**Prompt:** Reproduce everything in the penal substitution text from "Is the penal" down to "Christian understanding of the atonement.", word for word.

Penal Substitution: Theological Innovation or Ancient Doctrine?



Is the penal substitutionary understanding of the atonement a novel idea held mainly by the Reformers and their theological offspring? This is indeed the charge that is sometimes leveled against the argument that penal substitution is an essential element of a biblical view of the atonement. But can the historical evidence bear the weight of the charge? In this post, I want to draw your attention to a few major historical figures whose writings reveal that substitutionary atonement has been an important part of the Church’s understanding of the work of Christ since its earliest years. I intend to offer little in the way of commentary. My aim is primarily to draw attention to a few representative sources to counter the suggestion that substitution is not a truly ancient Christian understanding of the atonement.

The citations below are drawn from Pierced for Our Transgressions: Rediscovering the Glory of Penal Substitution (Crossway, 2007) by Steve Jeffrey, Michael Ovey, and Andrew Sach. Chapter 5 provides a thorough survey of historical figures which demonstrates that substitutionary atonement has characterized all periods of church history. This is a highly important work with which any serious critic of penal substitution must reckon, and I commend it as a thorough and persuasive defense of a biblical understanding of the atonement. And now, ad fontes.


A key figure from the early second century is Justin Martyr, who was one of the most important Christian writers from that period. In his Dialogue with Trypho, Justin writes:

For the whole human race will be found to be under a curse. For it is written in the law of Moses, ‘Cursed is every one that continueth not in all things that are written in the book of the law to do them.’ And no one has accurately done all…If, then, the Father of all wished His Christ for the whole human family to take upon Him the curses of all, knowing that, after He had been crucified and was dead, He would raise him up, why do you argue about Him, who submitted to suffer these things according to the Father’s will, as if he were accursed, and do not rather bewail yourselves (Ante-Nicene Fathers I.247, emphasis added).

For Justin, then, the whole of humanity is under the penalty of the curse of God that is the consequence of their sin. The work of Christ is to bear that curse on their behalf.

Eusebius of Caesarea lived and wrote in the late third to early fourth century. While he is best known for his Ecclesiastical History, his penal substitutionary understanding of the atonement appears in his Proof of the Gospel:

And the Lamb of God…was chastised on our behalf, and suffered a penalty He did not owe, but which we owed because of the multitude of our sins; and so He became the cause of the forgiveness of our sins, because He received death for us, and transferred to Himself the scourging, the insults, and the dishonour, which were due to us, and drew down upon Himself the appointed curse, being made a curse for us (10.1, emphasis added).

**Material:**
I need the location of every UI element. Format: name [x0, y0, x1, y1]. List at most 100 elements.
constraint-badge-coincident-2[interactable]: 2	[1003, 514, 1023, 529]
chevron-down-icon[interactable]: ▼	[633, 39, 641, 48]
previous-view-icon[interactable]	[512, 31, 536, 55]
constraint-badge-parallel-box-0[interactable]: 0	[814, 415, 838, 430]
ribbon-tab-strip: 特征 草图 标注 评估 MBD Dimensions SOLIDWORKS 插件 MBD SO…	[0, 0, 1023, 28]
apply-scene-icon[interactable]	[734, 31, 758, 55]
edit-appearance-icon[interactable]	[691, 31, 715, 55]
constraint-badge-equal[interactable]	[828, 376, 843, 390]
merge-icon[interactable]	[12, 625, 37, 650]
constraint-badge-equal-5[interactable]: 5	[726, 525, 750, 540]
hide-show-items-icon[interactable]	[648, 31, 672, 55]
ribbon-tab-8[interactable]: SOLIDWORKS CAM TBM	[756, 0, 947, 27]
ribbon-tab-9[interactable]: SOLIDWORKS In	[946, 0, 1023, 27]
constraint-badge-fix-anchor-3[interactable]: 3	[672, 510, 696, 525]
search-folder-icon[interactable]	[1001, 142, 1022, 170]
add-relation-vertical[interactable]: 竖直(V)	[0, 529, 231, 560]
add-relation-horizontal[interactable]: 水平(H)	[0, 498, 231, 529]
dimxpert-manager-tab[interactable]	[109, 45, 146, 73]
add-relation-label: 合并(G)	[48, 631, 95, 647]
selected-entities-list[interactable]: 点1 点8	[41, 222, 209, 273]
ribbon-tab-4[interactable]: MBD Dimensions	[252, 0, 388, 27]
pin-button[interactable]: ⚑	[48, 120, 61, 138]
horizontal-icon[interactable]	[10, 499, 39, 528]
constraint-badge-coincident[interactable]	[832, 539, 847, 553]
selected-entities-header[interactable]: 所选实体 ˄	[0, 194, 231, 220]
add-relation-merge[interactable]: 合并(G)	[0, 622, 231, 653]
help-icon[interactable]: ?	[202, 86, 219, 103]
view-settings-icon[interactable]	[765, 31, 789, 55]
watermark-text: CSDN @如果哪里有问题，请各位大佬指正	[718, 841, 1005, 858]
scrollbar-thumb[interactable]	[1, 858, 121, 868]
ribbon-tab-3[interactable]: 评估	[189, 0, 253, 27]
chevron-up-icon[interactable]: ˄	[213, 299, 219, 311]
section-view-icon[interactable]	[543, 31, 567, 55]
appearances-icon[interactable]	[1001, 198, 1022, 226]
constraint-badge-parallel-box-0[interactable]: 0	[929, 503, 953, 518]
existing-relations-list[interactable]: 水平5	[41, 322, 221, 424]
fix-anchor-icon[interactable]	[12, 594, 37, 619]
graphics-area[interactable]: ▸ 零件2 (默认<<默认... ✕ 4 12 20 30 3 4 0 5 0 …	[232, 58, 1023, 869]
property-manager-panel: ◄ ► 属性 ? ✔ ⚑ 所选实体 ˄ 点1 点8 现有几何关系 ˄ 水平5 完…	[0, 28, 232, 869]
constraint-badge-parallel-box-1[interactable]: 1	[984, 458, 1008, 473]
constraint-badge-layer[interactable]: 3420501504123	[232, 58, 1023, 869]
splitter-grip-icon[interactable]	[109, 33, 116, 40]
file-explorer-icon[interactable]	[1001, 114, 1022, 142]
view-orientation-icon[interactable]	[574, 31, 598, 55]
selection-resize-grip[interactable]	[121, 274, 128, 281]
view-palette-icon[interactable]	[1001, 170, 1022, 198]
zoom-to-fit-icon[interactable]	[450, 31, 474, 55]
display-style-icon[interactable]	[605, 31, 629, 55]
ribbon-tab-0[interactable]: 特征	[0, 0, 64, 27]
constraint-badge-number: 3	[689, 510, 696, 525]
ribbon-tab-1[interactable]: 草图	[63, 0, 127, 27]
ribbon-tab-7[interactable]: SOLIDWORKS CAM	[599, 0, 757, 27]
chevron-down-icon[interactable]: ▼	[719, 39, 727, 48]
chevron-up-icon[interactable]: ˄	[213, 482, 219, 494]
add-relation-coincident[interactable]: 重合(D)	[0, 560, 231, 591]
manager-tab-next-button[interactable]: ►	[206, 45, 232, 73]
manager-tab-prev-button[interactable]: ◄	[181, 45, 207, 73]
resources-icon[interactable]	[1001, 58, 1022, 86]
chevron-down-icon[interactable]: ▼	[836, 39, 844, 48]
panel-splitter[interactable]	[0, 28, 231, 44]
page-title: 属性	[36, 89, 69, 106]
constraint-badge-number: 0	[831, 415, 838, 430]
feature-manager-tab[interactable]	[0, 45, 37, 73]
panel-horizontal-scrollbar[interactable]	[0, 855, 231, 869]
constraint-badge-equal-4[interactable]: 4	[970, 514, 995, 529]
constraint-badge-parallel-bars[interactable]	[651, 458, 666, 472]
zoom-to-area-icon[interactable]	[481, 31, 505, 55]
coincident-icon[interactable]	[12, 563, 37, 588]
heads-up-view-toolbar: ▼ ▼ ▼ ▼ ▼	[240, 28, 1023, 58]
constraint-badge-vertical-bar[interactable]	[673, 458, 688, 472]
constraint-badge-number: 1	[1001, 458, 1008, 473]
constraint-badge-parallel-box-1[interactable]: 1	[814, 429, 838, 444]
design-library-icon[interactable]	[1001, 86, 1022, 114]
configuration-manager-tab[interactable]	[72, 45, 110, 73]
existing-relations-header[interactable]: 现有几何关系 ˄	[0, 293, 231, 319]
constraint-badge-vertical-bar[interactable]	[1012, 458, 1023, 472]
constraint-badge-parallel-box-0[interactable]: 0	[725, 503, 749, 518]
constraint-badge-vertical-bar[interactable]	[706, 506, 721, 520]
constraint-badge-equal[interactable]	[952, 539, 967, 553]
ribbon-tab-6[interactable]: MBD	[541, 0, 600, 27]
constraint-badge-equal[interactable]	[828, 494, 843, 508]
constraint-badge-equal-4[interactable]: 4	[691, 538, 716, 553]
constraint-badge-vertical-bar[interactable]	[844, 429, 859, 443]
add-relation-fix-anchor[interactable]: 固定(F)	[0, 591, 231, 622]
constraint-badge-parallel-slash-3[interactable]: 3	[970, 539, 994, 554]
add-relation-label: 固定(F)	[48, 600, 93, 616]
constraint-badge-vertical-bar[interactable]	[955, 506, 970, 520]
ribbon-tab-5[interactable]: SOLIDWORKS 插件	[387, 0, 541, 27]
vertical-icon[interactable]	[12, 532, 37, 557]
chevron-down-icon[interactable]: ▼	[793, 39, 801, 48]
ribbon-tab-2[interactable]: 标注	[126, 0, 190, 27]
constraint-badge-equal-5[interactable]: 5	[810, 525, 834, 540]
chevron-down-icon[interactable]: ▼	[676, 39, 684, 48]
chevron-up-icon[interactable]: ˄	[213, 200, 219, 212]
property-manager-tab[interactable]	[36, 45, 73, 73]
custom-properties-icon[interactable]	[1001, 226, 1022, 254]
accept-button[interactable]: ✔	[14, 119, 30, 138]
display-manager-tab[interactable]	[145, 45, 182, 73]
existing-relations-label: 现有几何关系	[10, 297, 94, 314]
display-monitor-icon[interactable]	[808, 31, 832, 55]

**Written answer:**
Is the penal substitutionary understanding of the atonement a novel idea held mainly by the Reformers and their theological offspring? This is indeed the charge that is sometimes leveled against the argument that penal substitution is an essential element of a biblical view of the atonement. But can the historical evidence bear the weight of the charge? In this post, I want to draw your attention to a few major historical figures whose writings reveal that substitutionary atonement has been an important part of the Church’s understanding of the work of Christ since its earliest years. I intend to offer little in the way of commentary. My aim is primarily to draw attention to a few representative sources to counter the suggestion that substitution is not a truly ancient Christian understanding of the atonement.